Extracted records:
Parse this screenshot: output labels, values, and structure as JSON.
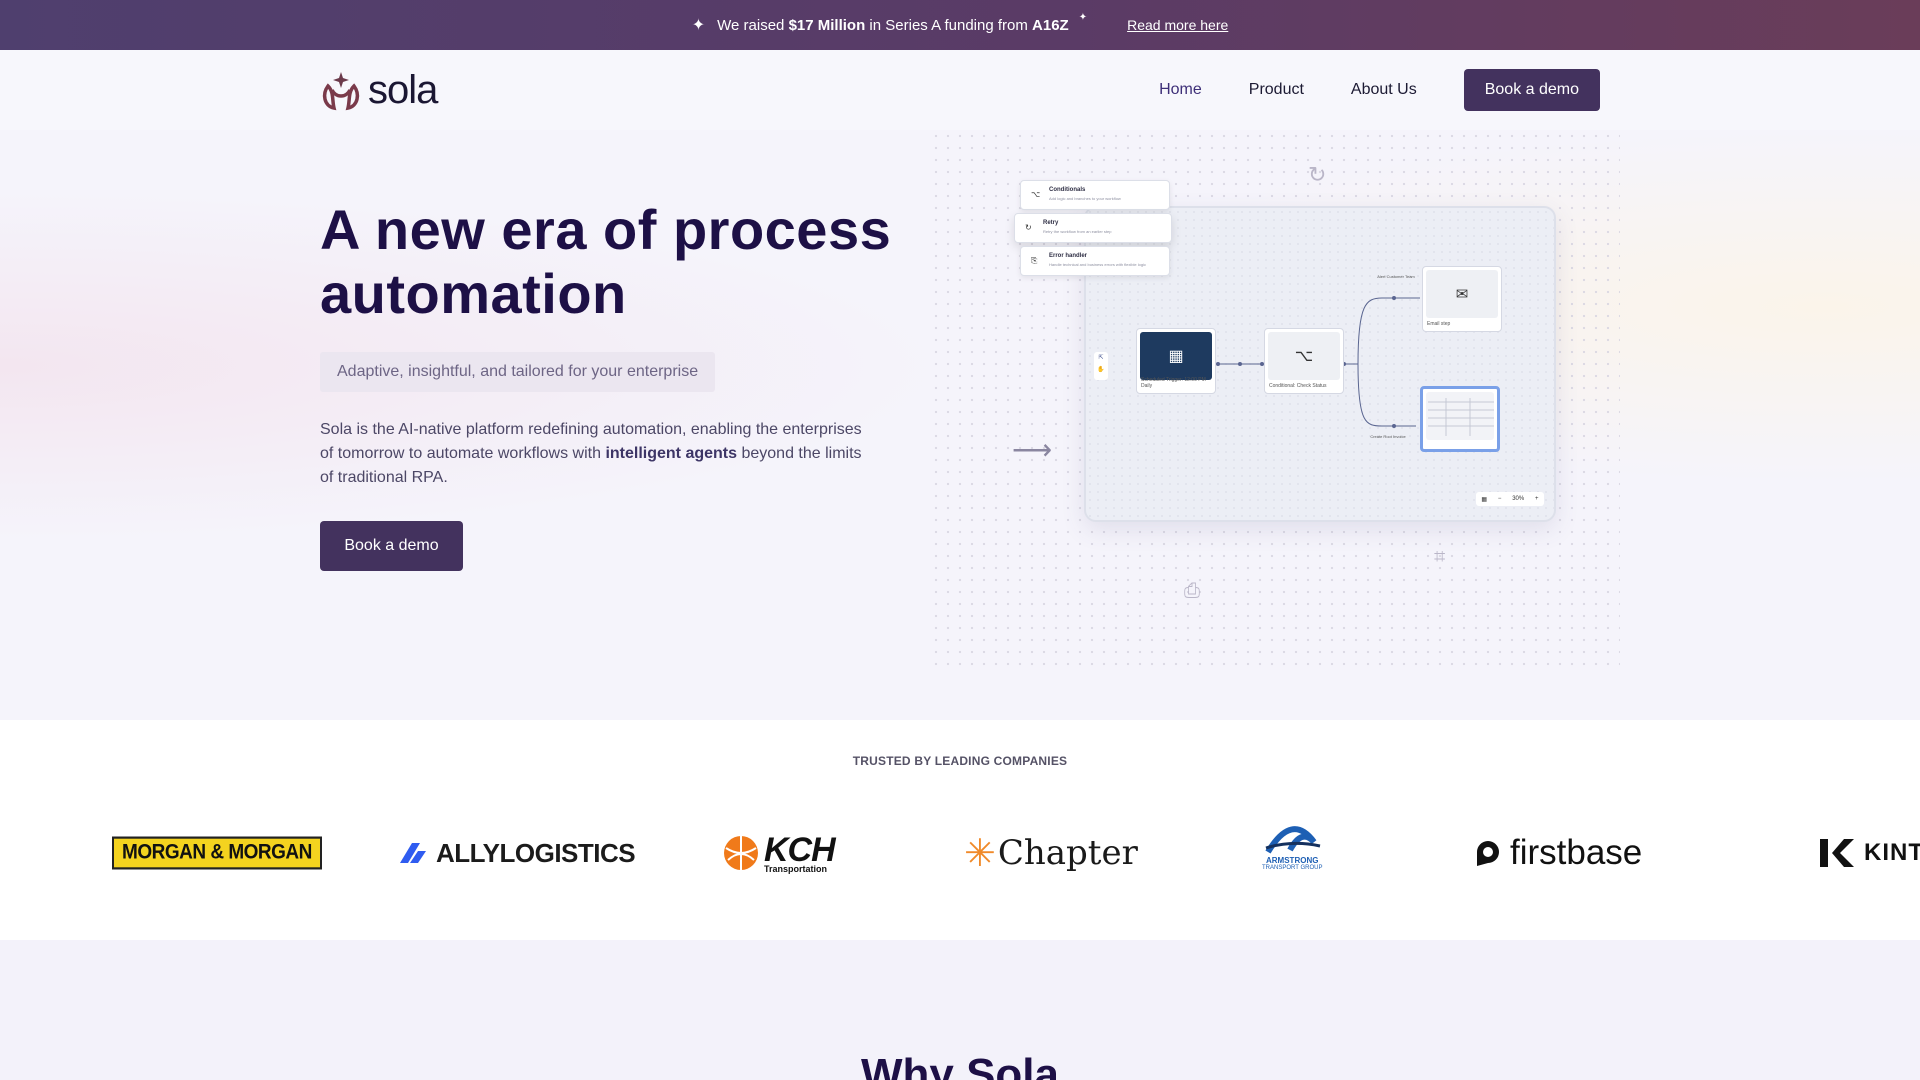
{
  "banner": {
    "text_before": "We raised",
    "amount": "$17 Million",
    "text_middle": "in Series A funding from",
    "investor": "A16Z",
    "link": "Read more here"
  },
  "header": {
    "logo_text": "sola",
    "nav": [
      {
        "label": "Home",
        "active": true
      },
      {
        "label": "Product",
        "active": false
      },
      {
        "label": "About Us",
        "active": false
      }
    ],
    "cta": "Book a demo"
  },
  "hero": {
    "title": "A new era of process automation",
    "tagline": "Adaptive, insightful, and tailored for your enterprise",
    "desc_before": "Sola is the AI-native platform redefining automation, enabling the enterprises of tomorrow to automate workflows with",
    "desc_bold": "intelligent agents",
    "desc_after": "beyond the limits of traditional RPA.",
    "cta": "Book a demo"
  },
  "illustration": {
    "menu": [
      {
        "title": "Conditionals",
        "sub": "Add logic and branches to your workflow"
      },
      {
        "title": "Retry",
        "sub": "Retry the workflow from an earlier step"
      },
      {
        "title": "Error handler",
        "sub": "Handle technical and business errors with flexible logic"
      }
    ],
    "nodes": {
      "trigger": "Scheduled Trigger: 12:00 PM Daily",
      "conditional": "Conditional: Check Status",
      "email": "Email step",
      "branch_top": "Alert Customer Team",
      "branch_bottom": "Create Root Invoice"
    },
    "zoom": "30%"
  },
  "trusted": {
    "label": "TRUSTED BY LEADING COMPANIES",
    "logos": {
      "morgan": "MORGAN & MORGAN",
      "ally": "ALLYLOGISTICS",
      "kch": "KCH",
      "kch_sub": "Transportation",
      "chapter": "Chapter",
      "armstrong_line1": "ARMSTRONG",
      "armstrong_line2": "TRANSPORT GROUP",
      "firstbase": "firstbase",
      "kints": "KINTS"
    }
  },
  "why": {
    "title": "Why Sola"
  },
  "colors": {
    "brand": "#43325e",
    "heading": "#1d1046",
    "banner_start": "#4f3f6e",
    "banner_end": "#6a3d59"
  }
}
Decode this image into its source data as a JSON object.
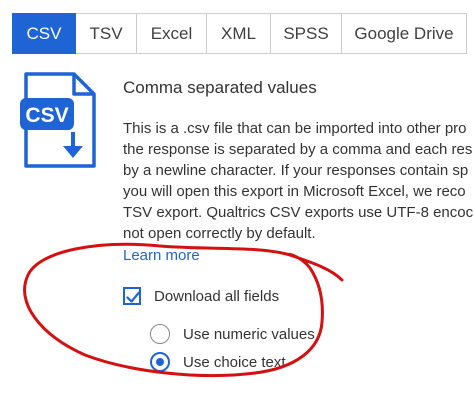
{
  "tabs": [
    {
      "label": "CSV",
      "active": true
    },
    {
      "label": "TSV",
      "active": false
    },
    {
      "label": "Excel",
      "active": false
    },
    {
      "label": "XML",
      "active": false
    },
    {
      "label": "SPSS",
      "active": false
    },
    {
      "label": "Google Drive",
      "active": false
    }
  ],
  "file_icon": {
    "label": "CSV",
    "icon": "csv-file-download-icon",
    "color": "#1f64d4"
  },
  "section_title": "Comma separated values",
  "description_lines": [
    "This is a .csv file that can be imported into other pro",
    "the response is separated by a comma and each res",
    "by a newline character. If your responses contain sp",
    "you will open this export in Microsoft Excel, we reco",
    "TSV export. Qualtrics CSV exports use UTF-8 encoc",
    "not open correctly by default."
  ],
  "learn_more": "Learn more",
  "download_all_fields": {
    "label": "Download all fields",
    "checked": true
  },
  "value_options": [
    {
      "label": "Use numeric values",
      "selected": false
    },
    {
      "label": "Use choice text",
      "selected": true
    }
  ],
  "colors": {
    "accent": "#1f64d4",
    "annotation": "#d41010"
  }
}
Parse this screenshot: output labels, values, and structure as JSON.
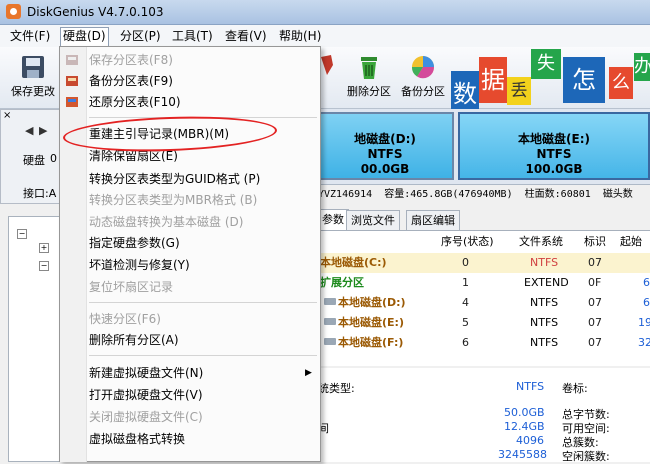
{
  "window": {
    "title": "DiskGenius V4.7.0.103"
  },
  "menubar": [
    {
      "label": "文件(F)"
    },
    {
      "label": "硬盘(D)"
    },
    {
      "label": "分区(P)"
    },
    {
      "label": "工具(T)"
    },
    {
      "label": "查看(V)"
    },
    {
      "label": "帮助(H)"
    }
  ],
  "toolbar": {
    "save_label": "保存更改",
    "delete_partition_label": "删除分区",
    "backup_partition_label": "备份分区",
    "deco_chars": [
      "数",
      "据",
      "丢",
      "失",
      "怎",
      "么",
      "办"
    ]
  },
  "left_panel": {
    "disk_label": "硬盘",
    "disk_value": "0",
    "interface_label": "接口:A",
    "nav_prev": "◀",
    "nav_next": "▶"
  },
  "disk_map": {
    "partition_d": {
      "name": "地磁盘(D:)",
      "fs": "NTFS",
      "size": "00.0GB"
    },
    "partition_e": {
      "name": "本地磁盘(E:)",
      "fs": "NTFS",
      "size": "100.0GB"
    }
  },
  "disk_info": {
    "serial": "YVZ146914",
    "capacity_label": "容量:",
    "capacity_value": "465.8GB(476940MB)",
    "cylinders_label": "柱面数:",
    "cylinders_value": "60801",
    "heads_label": "磁头数"
  },
  "tabs": [
    {
      "label": "参数"
    },
    {
      "label": "浏览文件"
    },
    {
      "label": "扇区编辑"
    }
  ],
  "table": {
    "headers": [
      "序号(状态)",
      "文件系统",
      "标识",
      "起始柱"
    ],
    "rows": [
      {
        "name": "本地磁盘(C:)",
        "index": "0",
        "fs": "NTFS",
        "id": "07",
        "start": ""
      },
      {
        "name": "扩展分区",
        "index": "1",
        "fs": "EXTEND",
        "id": "0F",
        "start": "6"
      },
      {
        "name": "本地磁盘(D:)",
        "index": "4",
        "fs": "NTFS",
        "id": "07",
        "start": "6"
      },
      {
        "name": "本地磁盘(E:)",
        "index": "5",
        "fs": "NTFS",
        "id": "07",
        "start": "19"
      },
      {
        "name": "本地磁盘(F:)",
        "index": "6",
        "fs": "NTFS",
        "id": "07",
        "start": "32"
      }
    ]
  },
  "details": {
    "fs_type_label": "统类型:",
    "fs_type_value": "NTFS",
    "volume_label": "卷标:",
    "rows": [
      {
        "left_label": "",
        "value": "50.0GB",
        "right_label": "总字节数:"
      },
      {
        "left_label": "间",
        "value": "12.4GB",
        "right_label": "可用空间:"
      },
      {
        "left_label": "",
        "value": "4096",
        "right_label": "总簇数:"
      },
      {
        "left_label": "",
        "value": "3245588",
        "right_label": "空闲簇数:"
      }
    ]
  },
  "disk_menu": {
    "items": [
      {
        "label": "保存分区表(F8)",
        "disabled": true
      },
      {
        "label": "备份分区表(F9)",
        "disabled": false
      },
      {
        "label": "还原分区表(F10)",
        "disabled": false
      },
      {
        "label": "重建主引导记录(MBR)(M)",
        "disabled": false
      },
      {
        "label": "清除保留扇区(E)",
        "disabled": false
      },
      {
        "label": "转换分区表类型为GUID格式 (P)",
        "disabled": false
      },
      {
        "label": "转换分区表类型为MBR格式 (B)",
        "disabled": true
      },
      {
        "label": "动态磁盘转换为基本磁盘 (D)",
        "disabled": true
      },
      {
        "label": "指定硬盘参数(G)",
        "disabled": false
      },
      {
        "label": "坏道检测与修复(Y)",
        "disabled": false
      },
      {
        "label": "复位坏扇区记录",
        "disabled": true
      },
      {
        "label": "快速分区(F6)",
        "disabled": true
      },
      {
        "label": "删除所有分区(A)",
        "disabled": false
      },
      {
        "label": "新建虚拟硬盘文件(N)",
        "disabled": false
      },
      {
        "label": "打开虚拟硬盘文件(V)",
        "disabled": false
      },
      {
        "label": "关闭虚拟硬盘文件(C)",
        "disabled": true
      },
      {
        "label": "虚拟磁盘格式转换",
        "disabled": false
      }
    ],
    "submenu_arrow": "▶"
  },
  "colors": {
    "annotation_circle": "#e32222",
    "partition_fill": "#45b5e8",
    "partition_name": "#9b5a05",
    "extended_partition": "#1c8a1c",
    "detail_value": "#1d5fd6"
  }
}
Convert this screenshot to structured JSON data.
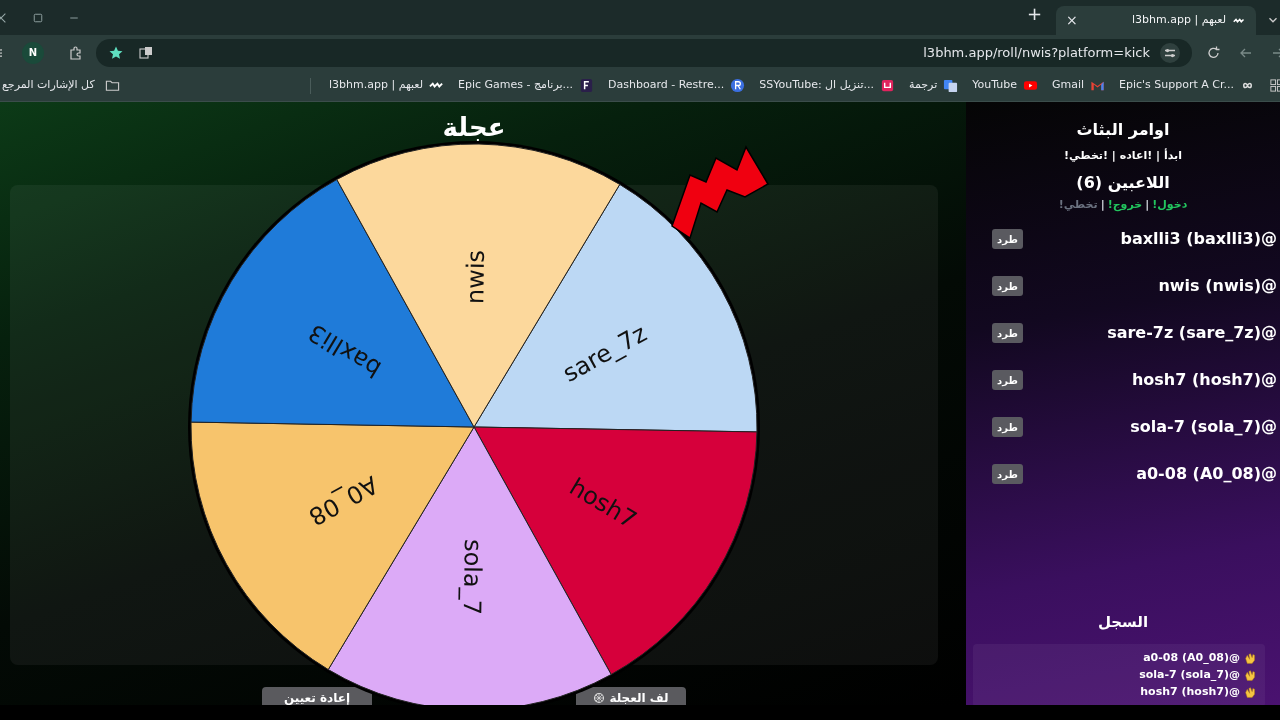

EXERCISE:
Copy out each line word for word, please, skipping the images.

FULL ANSWER:
Parse this screenshot: output labels, values, and structure as JSON.
{
  "banner": {
    "text_before": "We raised",
    "amount": "$17 Million",
    "text_middle": "in Series A funding from",
    "investor": "A16Z",
    "link": "Read more here"
  },
  "header": {
    "logo_text": "sola",
    "nav": [
      {
        "label": "Home",
        "active": true
      },
      {
        "label": "Product",
        "active": false
      },
      {
        "label": "About Us",
        "active": false
      }
    ],
    "cta": "Book a demo"
  },
  "hero": {
    "title": "A new era of process automation",
    "tagline": "Adaptive, insightful, and tailored for your enterprise",
    "desc_before": "Sola is the AI-native platform redefining automation, enabling the enterprises of tomorrow to automate workflows with",
    "desc_bold": "intelligent agents",
    "desc_after": "beyond the limits of traditional RPA.",
    "cta": "Book a demo"
  },
  "illustration": {
    "menu": [
      {
        "title": "Conditionals",
        "sub": "Add logic and branches to your workflow"
      },
      {
        "title": "Retry",
        "sub": "Retry the workflow from an earlier step"
      },
      {
        "title": "Error handler",
        "sub": "Handle technical and business errors with flexible logic"
      }
    ],
    "nodes": {
      "trigger": "Scheduled Trigger: 12:00 PM Daily",
      "conditional": "Conditional: Check Status",
      "email": "Email step",
      "branch_top": "Alert Customer Team",
      "branch_bottom": "Create Root Invoice"
    },
    "zoom": "30%"
  },
  "trusted": {
    "label": "TRUSTED BY LEADING COMPANIES",
    "logos": {
      "morgan": "MORGAN & MORGAN",
      "ally": "ALLYLOGISTICS",
      "kch": "KCH",
      "kch_sub": "Transportation",
      "chapter": "Chapter",
      "armstrong_line1": "ARMSTRONG",
      "armstrong_line2": "TRANSPORT GROUP",
      "firstbase": "firstbase",
      "kints": "KINTS"
    }
  },
  "why": {
    "title": "Why Sola"
  },
  "colors": {
    "brand": "#43325e",
    "heading": "#1d1046",
    "banner_start": "#4f3f6e",
    "banner_end": "#6a3d59"
  }
}
Decode this image into its source data as a JSON object.
{
  "tabs": [
    {
      "label": "CSV",
      "active": true
    },
    {
      "label": "TSV",
      "active": false
    },
    {
      "label": "Excel",
      "active": false
    },
    {
      "label": "XML",
      "active": false
    },
    {
      "label": "SPSS",
      "active": false
    },
    {
      "label": "Google Drive",
      "active": false
    }
  ],
  "file_icon": {
    "label": "CSV",
    "icon": "csv-file-download-icon",
    "color": "#1f64d4"
  },
  "section_title": "Comma separated values",
  "description_lines": [
    "This is a .csv file that can be imported into other pro",
    "the response is separated by a comma and each res",
    "by a newline character. If your responses contain sp",
    "you will open this export in Microsoft Excel, we reco",
    "TSV export. Qualtrics CSV exports use UTF-8 encoc",
    "not open correctly by default."
  ],
  "learn_more": "Learn more",
  "download_all_fields": {
    "label": "Download all fields",
    "checked": true
  },
  "value_options": [
    {
      "label": "Use numeric values",
      "selected": false
    },
    {
      "label": "Use choice text",
      "selected": true
    }
  ],
  "colors": {
    "accent": "#1f64d4",
    "annotation": "#d41010"
  }
}
Parse this screenshot: output labels, values, and structure as JSON.
{
  "window": {
    "title": "DiskGenius V4.7.0.103"
  },
  "menubar": [
    {
      "label": "文件(F)"
    },
    {
      "label": "硬盘(D)"
    },
    {
      "label": "分区(P)"
    },
    {
      "label": "工具(T)"
    },
    {
      "label": "查看(V)"
    },
    {
      "label": "帮助(H)"
    }
  ],
  "toolbar": {
    "save_label": "保存更改",
    "delete_partition_label": "删除分区",
    "backup_partition_label": "备份分区",
    "deco_chars": [
      "数",
      "据",
      "丢",
      "失",
      "怎",
      "么",
      "办"
    ]
  },
  "left_panel": {
    "disk_label": "硬盘",
    "disk_value": "0",
    "interface_label": "接口:A",
    "nav_prev": "◀",
    "nav_next": "▶"
  },
  "disk_map": {
    "partition_d": {
      "name": "地磁盘(D:)",
      "fs": "NTFS",
      "size": "00.0GB"
    },
    "partition_e": {
      "name": "本地磁盘(E:)",
      "fs": "NTFS",
      "size": "100.0GB"
    }
  },
  "disk_info": {
    "serial": "YVZ146914",
    "capacity_label": "容量:",
    "capacity_value": "465.8GB(476940MB)",
    "cylinders_label": "柱面数:",
    "cylinders_value": "60801",
    "heads_label": "磁头数"
  },
  "tabs": [
    {
      "label": "参数"
    },
    {
      "label": "浏览文件"
    },
    {
      "label": "扇区编辑"
    }
  ],
  "table": {
    "headers": [
      "序号(状态)",
      "文件系统",
      "标识",
      "起始柱"
    ],
    "rows": [
      {
        "name": "本地磁盘(C:)",
        "index": "0",
        "fs": "NTFS",
        "id": "07",
        "start": ""
      },
      {
        "name": "扩展分区",
        "index": "1",
        "fs": "EXTEND",
        "id": "0F",
        "start": "6"
      },
      {
        "name": "本地磁盘(D:)",
        "index": "4",
        "fs": "NTFS",
        "id": "07",
        "start": "6"
      },
      {
        "name": "本地磁盘(E:)",
        "index": "5",
        "fs": "NTFS",
        "id": "07",
        "start": "19"
      },
      {
        "name": "本地磁盘(F:)",
        "index": "6",
        "fs": "NTFS",
        "id": "07",
        "start": "32"
      }
    ]
  },
  "details": {
    "fs_type_label": "统类型:",
    "fs_type_value": "NTFS",
    "volume_label": "卷标:",
    "rows": [
      {
        "left_label": "",
        "value": "50.0GB",
        "right_label": "总字节数:"
      },
      {
        "left_label": "间",
        "value": "12.4GB",
        "right_label": "可用空间:"
      },
      {
        "left_label": "",
        "value": "4096",
        "right_label": "总簇数:"
      },
      {
        "left_label": "",
        "value": "3245588",
        "right_label": "空闲簇数:"
      }
    ]
  },
  "disk_menu": {
    "items": [
      {
        "label": "保存分区表(F8)",
        "disabled": true
      },
      {
        "label": "备份分区表(F9)",
        "disabled": false
      },
      {
        "label": "还原分区表(F10)",
        "disabled": false
      },
      {
        "label": "重建主引导记录(MBR)(M)",
        "disabled": false
      },
      {
        "label": "清除保留扇区(E)",
        "disabled": false
      },
      {
        "label": "转换分区表类型为GUID格式 (P)",
        "disabled": false
      },
      {
        "label": "转换分区表类型为MBR格式 (B)",
        "disabled": true
      },
      {
        "label": "动态磁盘转换为基本磁盘 (D)",
        "disabled": true
      },
      {
        "label": "指定硬盘参数(G)",
        "disabled": false
      },
      {
        "label": "坏道检测与修复(Y)",
        "disabled": false
      },
      {
        "label": "复位坏扇区记录",
        "disabled": true
      },
      {
        "label": "快速分区(F6)",
        "disabled": true
      },
      {
        "label": "删除所有分区(A)",
        "disabled": false
      },
      {
        "label": "新建虚拟硬盘文件(N)",
        "disabled": false
      },
      {
        "label": "打开虚拟硬盘文件(V)",
        "disabled": false
      },
      {
        "label": "关闭虚拟硬盘文件(C)",
        "disabled": true
      },
      {
        "label": "虚拟磁盘格式转换",
        "disabled": false
      }
    ],
    "submenu_arrow": "▶"
  },
  "colors": {
    "annotation_circle": "#e32222",
    "partition_fill": "#45b5e8",
    "partition_name": "#9b5a05",
    "extended_partition": "#1c8a1c",
    "detail_value": "#1d5fd6"
  }
}
Convert this screenshot to structured JSON data.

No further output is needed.